Pictures do not belong in the copy. Return all of the entries exactly.

[Records from a collection of figures]
⟨

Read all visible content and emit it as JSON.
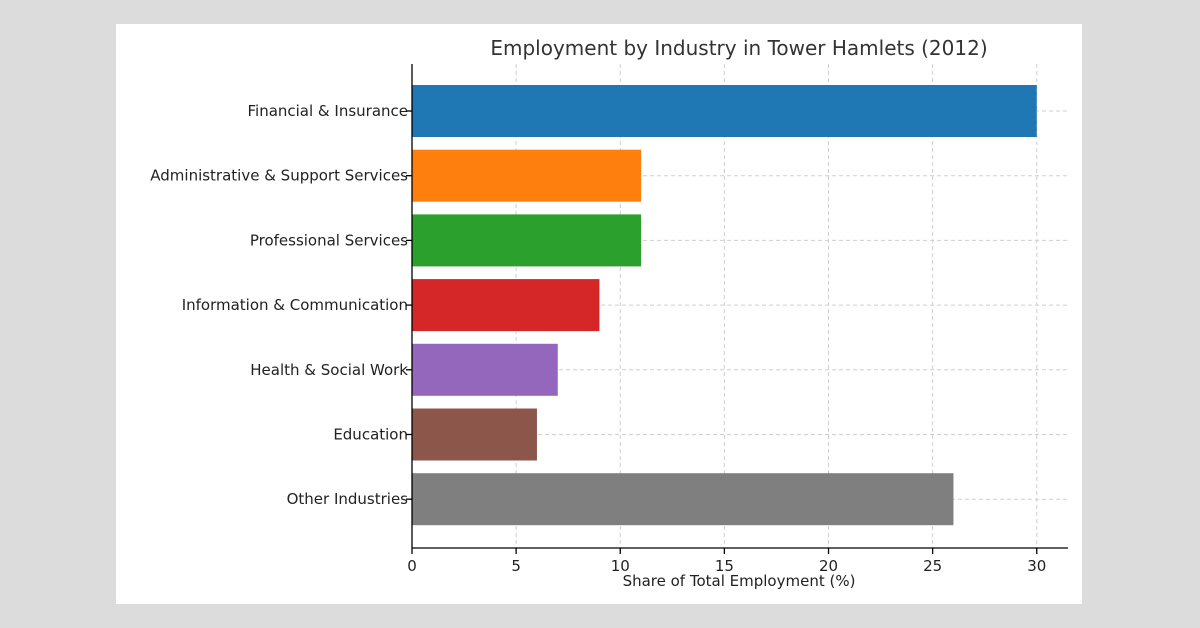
{
  "chart_data": {
    "type": "bar",
    "orientation": "horizontal",
    "title": "Employment by Industry in Tower Hamlets (2012)",
    "xlabel": "Share of Total Employment (%)",
    "ylabel": "",
    "xlim": [
      0,
      31.5
    ],
    "xticks": [
      0,
      5,
      10,
      15,
      20,
      25,
      30
    ],
    "grid": true,
    "categories": [
      "Financial & Insurance",
      "Administrative & Support Services",
      "Professional Services",
      "Information & Communication",
      "Health & Social Work",
      "Education",
      "Other Industries"
    ],
    "values": [
      30,
      11,
      11,
      9,
      7,
      6,
      26
    ],
    "colors": [
      "#1f77b4",
      "#ff7f0e",
      "#2ca02c",
      "#d62728",
      "#9467bd",
      "#8c564b",
      "#7f7f7f"
    ]
  }
}
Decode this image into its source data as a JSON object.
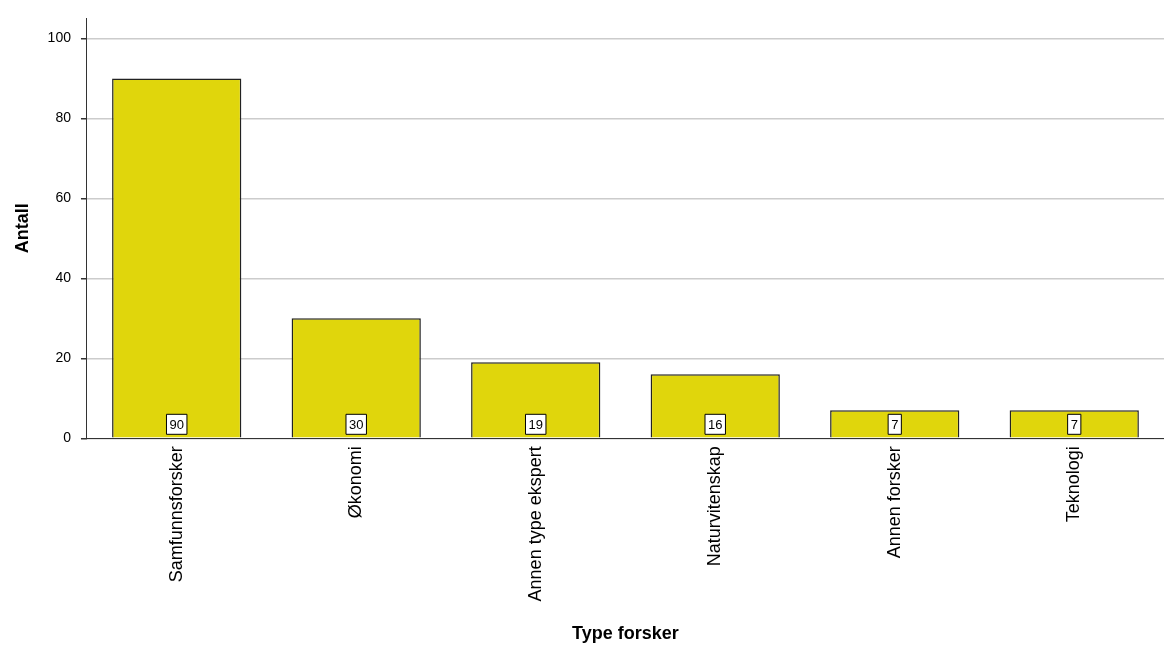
{
  "chart_data": {
    "type": "bar",
    "xlabel": "Type forsker",
    "ylabel": "Antall",
    "categories": [
      "Samfunnsforsker",
      "Økonomi",
      "Annen type ekspert",
      "Naturvitenskap",
      "Annen forsker",
      "Teknologi"
    ],
    "values": [
      90,
      30,
      19,
      16,
      7,
      7
    ],
    "color": "#e0d60c",
    "ylim": [
      0,
      105
    ],
    "yticks": [
      0,
      20,
      40,
      60,
      80,
      100
    ],
    "grid": "y",
    "data_labels": true,
    "legend": false
  }
}
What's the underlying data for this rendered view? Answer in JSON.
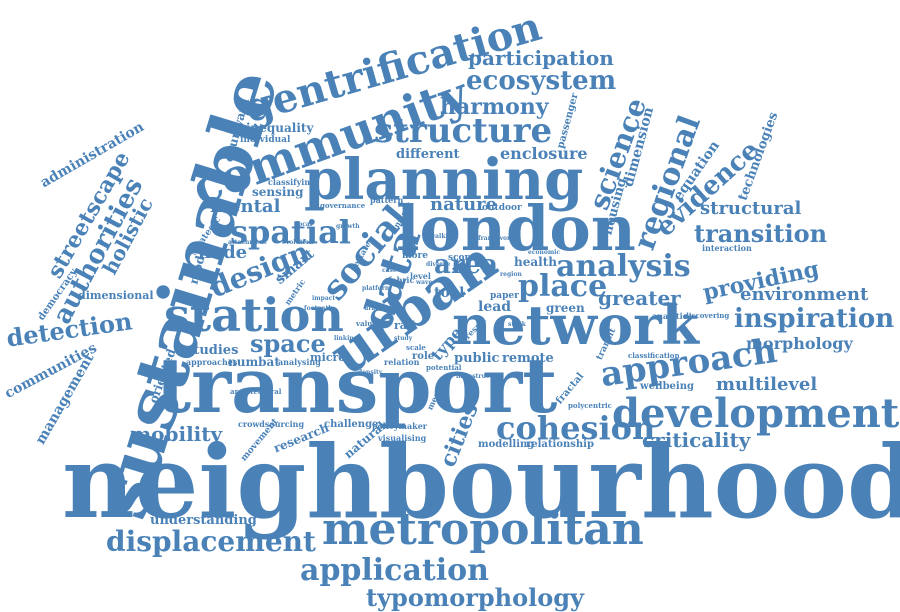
{
  "colors": {
    "word": "#4a82b8",
    "background": "#ffffff"
  },
  "words": [
    "neighbourhood",
    "transport",
    "sustainable",
    "network",
    "urban",
    "london",
    "planning",
    "community",
    "metropolitan",
    "gentrification",
    "development",
    "station",
    "structure",
    "approach",
    "displacement",
    "social",
    "data",
    "analysis",
    "spatial",
    "place",
    "cohesion",
    "application",
    "typomorphology",
    "regional",
    "science",
    "evidence",
    "ecosystem",
    "design",
    "space",
    "transition",
    "inspiration",
    "area",
    "participation",
    "harmony",
    "streetscape",
    "authorities",
    "holistic",
    "detection",
    "providing",
    "environment",
    "criticality",
    "structural",
    "mobility",
    "greater",
    "mental",
    "node",
    "morphology",
    "multilevel",
    "enclosure",
    "nature",
    "cities",
    "administration",
    "management",
    "communities",
    "democracy",
    "oriented",
    "courtyard",
    "inequality",
    "individual",
    "housing",
    "dimension",
    "equation",
    "technologies",
    "passenger",
    "different",
    "sensing",
    "classifying",
    "pattern",
    "outdoor",
    "insight",
    "governance",
    "strategic",
    "model",
    "smart",
    "metric",
    "estate",
    "fabric",
    "level",
    "type",
    "rail",
    "value",
    "role",
    "tool",
    "lead",
    "paper",
    "green",
    "health",
    "score",
    "more",
    "interaction",
    "remote",
    "public",
    "studies",
    "numbat",
    "micro",
    "analysing",
    "approaches",
    "architectural",
    "crowdsourcing",
    "movement",
    "research",
    "challenge",
    "natural",
    "policymaker",
    "visualising",
    "modelling",
    "relationship",
    "fractal",
    "polycentric",
    "wellbeing",
    "analytic",
    "discovering",
    "classification",
    "transit",
    "understanding",
    "dimensional",
    "relation",
    "potential",
    "measure",
    "result",
    "walking",
    "attachment",
    "evolution",
    "platform",
    "footpath",
    "diverse",
    "linking",
    "impact",
    "urbanism",
    "scale",
    "study",
    "wave",
    "case",
    "region",
    "stock",
    "economic",
    "local",
    "growth",
    "framework",
    "density",
    "infrastructure"
  ]
}
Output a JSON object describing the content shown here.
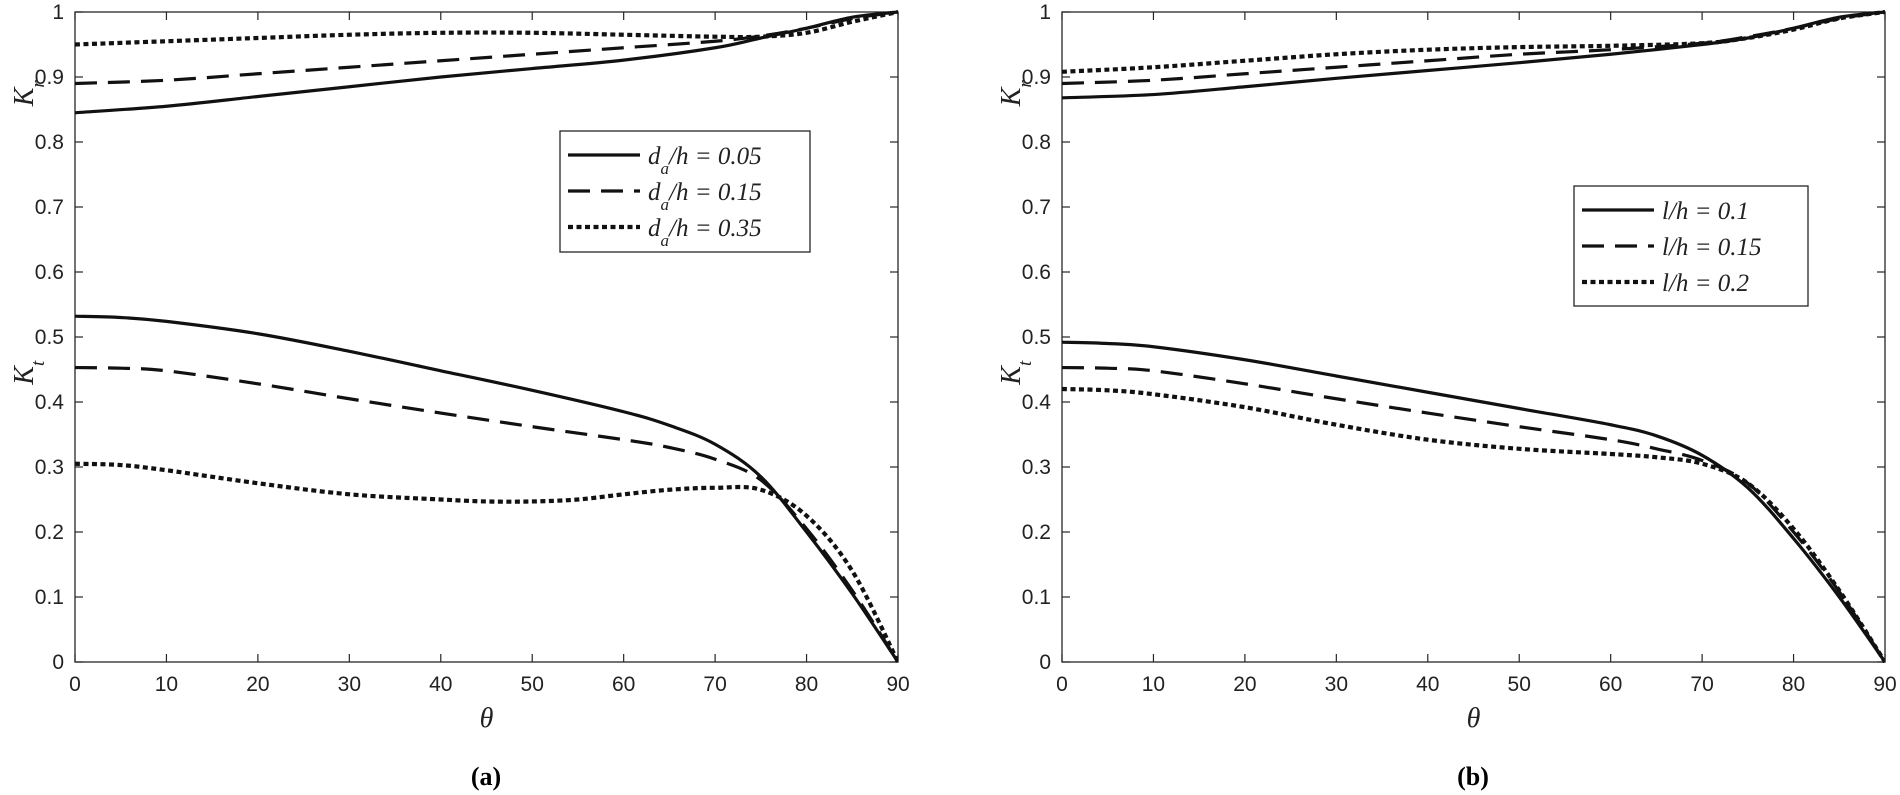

⟩

## The completed task
Read all visible content and emit it as JSON.
{
  "chart_data": {
    "type": "bar",
    "orientation": "horizontal",
    "title": "Employment by Industry in Tower Hamlets (2012)",
    "xlabel": "Share of Total Employment (%)",
    "ylabel": "",
    "xlim": [
      0,
      31.5
    ],
    "xticks": [
      0,
      5,
      10,
      15,
      20,
      25,
      30
    ],
    "grid": true,
    "categories": [
      "Financial & Insurance",
      "Administrative & Support Services",
      "Professional Services",
      "Information & Communication",
      "Health & Social Work",
      "Education",
      "Other Industries"
    ],
    "values": [
      30,
      11,
      11,
      9,
      7,
      6,
      26
    ],
    "colors": [
      "#1f77b4",
      "#ff7f0e",
      "#2ca02c",
      "#d62728",
      "#9467bd",
      "#8c564b",
      "#7f7f7f"
    ]
  }
}
Decode this image into its source data as a JSON object.
{
  "chart_data": {
    "type": "bar",
    "xlabel": "Type forsker",
    "ylabel": "Antall",
    "categories": [
      "Samfunnsforsker",
      "Økonomi",
      "Annen type ekspert",
      "Naturvitenskap",
      "Annen forsker",
      "Teknologi"
    ],
    "values": [
      90,
      30,
      19,
      16,
      7,
      7
    ],
    "color": "#e0d60c",
    "ylim": [
      0,
      105
    ],
    "yticks": [
      0,
      20,
      40,
      60,
      80,
      100
    ],
    "grid": "y",
    "data_labels": true,
    "legend": false
  }
}
What's the underlying data for this rendered view? Answer in JSON.
{
  "colors": {
    "word": "#4a82b8",
    "background": "#ffffff"
  },
  "words": [
    "neighbourhood",
    "transport",
    "sustainable",
    "network",
    "urban",
    "london",
    "planning",
    "community",
    "metropolitan",
    "gentrification",
    "development",
    "station",
    "structure",
    "approach",
    "displacement",
    "social",
    "data",
    "analysis",
    "spatial",
    "place",
    "cohesion",
    "application",
    "typomorphology",
    "regional",
    "science",
    "evidence",
    "ecosystem",
    "design",
    "space",
    "transition",
    "inspiration",
    "area",
    "participation",
    "harmony",
    "streetscape",
    "authorities",
    "holistic",
    "detection",
    "providing",
    "environment",
    "criticality",
    "structural",
    "mobility",
    "greater",
    "mental",
    "node",
    "morphology",
    "multilevel",
    "enclosure",
    "nature",
    "cities",
    "administration",
    "management",
    "communities",
    "democracy",
    "oriented",
    "courtyard",
    "inequality",
    "individual",
    "housing",
    "dimension",
    "equation",
    "technologies",
    "passenger",
    "different",
    "sensing",
    "classifying",
    "pattern",
    "outdoor",
    "insight",
    "governance",
    "strategic",
    "model",
    "smart",
    "metric",
    "estate",
    "fabric",
    "level",
    "type",
    "rail",
    "value",
    "role",
    "tool",
    "lead",
    "paper",
    "green",
    "health",
    "score",
    "more",
    "interaction",
    "remote",
    "public",
    "studies",
    "numbat",
    "micro",
    "analysing",
    "approaches",
    "architectural",
    "crowdsourcing",
    "movement",
    "research",
    "challenge",
    "natural",
    "policymaker",
    "visualising",
    "modelling",
    "relationship",
    "fractal",
    "polycentric",
    "wellbeing",
    "analytic",
    "discovering",
    "classification",
    "transit",
    "understanding",
    "dimensional",
    "relation",
    "potential",
    "measure",
    "result",
    "walking",
    "attachment",
    "evolution",
    "platform",
    "footpath",
    "diverse",
    "linking",
    "impact",
    "urbanism",
    "scale",
    "study",
    "wave",
    "case",
    "region",
    "stock",
    "economic",
    "local",
    "growth",
    "framework",
    "density",
    "infrastructure"
  ]
}
Output a JSON object describing the content shown here.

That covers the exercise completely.